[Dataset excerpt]
::::

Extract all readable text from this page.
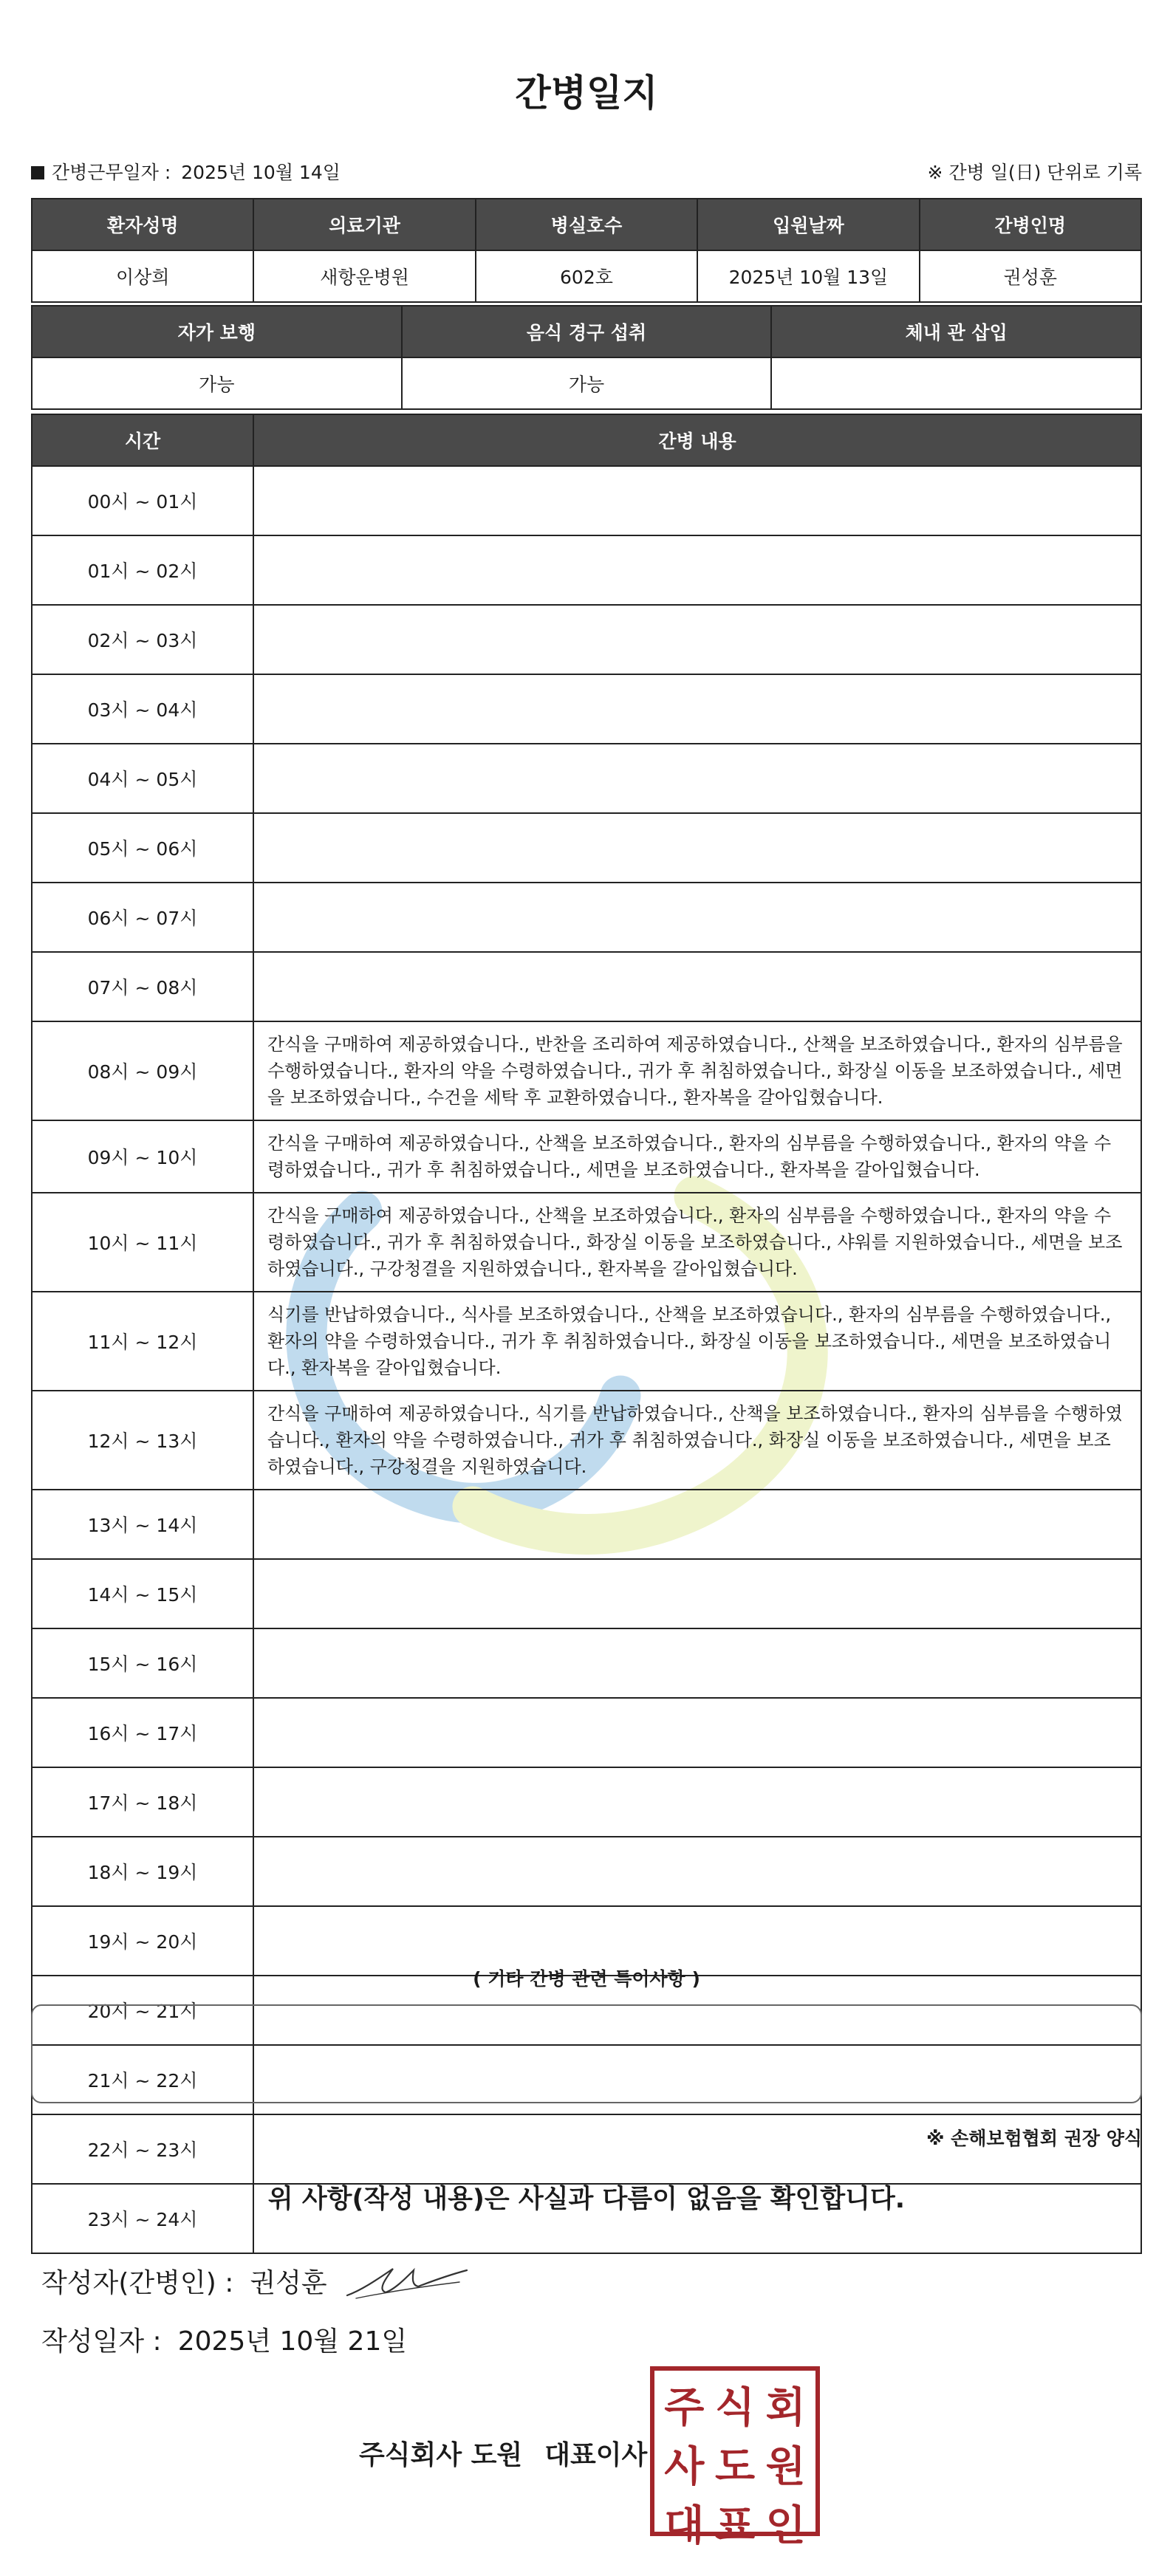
간병일지
간병근무일자 : 2025년 10월 14일	※ 간병 일(日) 단위로 기록
환자성명	의료기관	병실호수	입원날짜	간병인명
이상희	새항운병원	602호	2025년 10월 13일	권성훈
자가 보행	음식 경구 섭취	체내 관 삽입
가능	가능	
시간	간병 내용
00시 ~ 01시	
01시 ~ 02시	
02시 ~ 03시	
03시 ~ 04시	
04시 ~ 05시	
05시 ~ 06시	
06시 ~ 07시	
07시 ~ 08시	
08시 ~ 09시	간식을 구매하여 제공하였습니다., 반찬을 조리하여 제공하였습니다., 산책을 보조하였습니다., 환자의 심부름을 수행하였습니다., 환자의 약을 수령하였습니다., 귀가 후 취침하였습니다., 화장실 이동을 보조하였습니다., 세면을 보조하였습니다., 수건을 세탁 후 교환하였습니다., 환자복을 갈아입혔습니다.
09시 ~ 10시	간식을 구매하여 제공하였습니다., 산책을 보조하였습니다., 환자의 심부름을 수행하였습니다., 환자의 약을 수령하였습니다., 귀가 후 취침하였습니다., 세면을 보조하였습니다., 환자복을 갈아입혔습니다.
10시 ~ 11시	간식을 구매하여 제공하였습니다., 산책을 보조하였습니다., 환자의 심부름을 수행하였습니다., 환자의 약을 수령하였습니다., 귀가 후 취침하였습니다., 화장실 이동을 보조하였습니다., 샤워를 지원하였습니다., 세면을 보조하였습니다., 구강청결을 지원하였습니다., 환자복을 갈아입혔습니다.
11시 ~ 12시	식기를 반납하였습니다., 식사를 보조하였습니다., 산책을 보조하였습니다., 환자의 심부름을 수행하였습니다., 환자의 약을 수령하였습니다., 귀가 후 취침하였습니다., 화장실 이동을 보조하였습니다., 세면을 보조하였습니다., 환자복을 갈아입혔습니다.
12시 ~ 13시	간식을 구매하여 제공하였습니다., 식기를 반납하였습니다., 산책을 보조하였습니다., 환자의 심부름을 수행하였습니다., 환자의 약을 수령하였습니다., 귀가 후 취침하였습니다., 화장실 이동을 보조하였습니다., 세면을 보조하였습니다., 구강청결을 지원하였습니다.
13시 ~ 14시	
14시 ~ 15시	
15시 ~ 16시	
16시 ~ 17시	
17시 ~ 18시	
18시 ~ 19시	
19시 ~ 20시	
20시 ~ 21시	
21시 ~ 22시	
22시 ~ 23시	
23시 ~ 24시	
( 기타 간병 관련 특이사항 )
※ 손해보험협회 권장 양식
위 사항(작성 내용)은 사실과 다름이 없음을 확인합니다.
작성자(간병인) : 권성훈
작성일자 : 2025년 10월 21일
주식회사 도원 대표이사
주 식 회
사 도 원
대 표 인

::::

Pull out the lines above in which the word "구매하여" appears.

08시 ~ 09시	간식을 구매하여 제공하였습니다., 반찬을 조리하여 제공하였습니다., 산책을 보조하였습니다., 환자의 심부름을 수행하였습니다., 환자의 약을 수령하였습니다., 귀가 후 취침하였습니다., 화장실 이동을 보조하였습니다., 세면을 보조하였습니다., 수건을 세탁 후 교환하였습니다., 환자복을 갈아입혔습니다.
09시 ~ 10시	간식을 구매하여 제공하였습니다., 산책을 보조하였습니다., 환자의 심부름을 수행하였습니다., 환자의 약을 수령하였습니다., 귀가 후 취침하였습니다., 세면을 보조하였습니다., 환자복을 갈아입혔습니다.
10시 ~ 11시	간식을 구매하여 제공하였습니다., 산책을 보조하였습니다., 환자의 심부름을 수행하였습니다., 환자의 약을 수령하였습니다., 귀가 후 취침하였습니다., 화장실 이동을 보조하였습니다., 샤워를 지원하였습니다., 세면을 보조하였습니다., 구강청결을 지원하였습니다., 환자복을 갈아입혔습니다.
12시 ~ 13시	간식을 구매하여 제공하였습니다., 식기를 반납하였습니다., 산책을 보조하였습니다., 환자의 심부름을 수행하였습니다., 환자의 약을 수령하였습니다., 귀가 후 취침하였습니다., 화장실 이동을 보조하였습니다., 세면을 보조하였습니다., 구강청결을 지원하였습니다.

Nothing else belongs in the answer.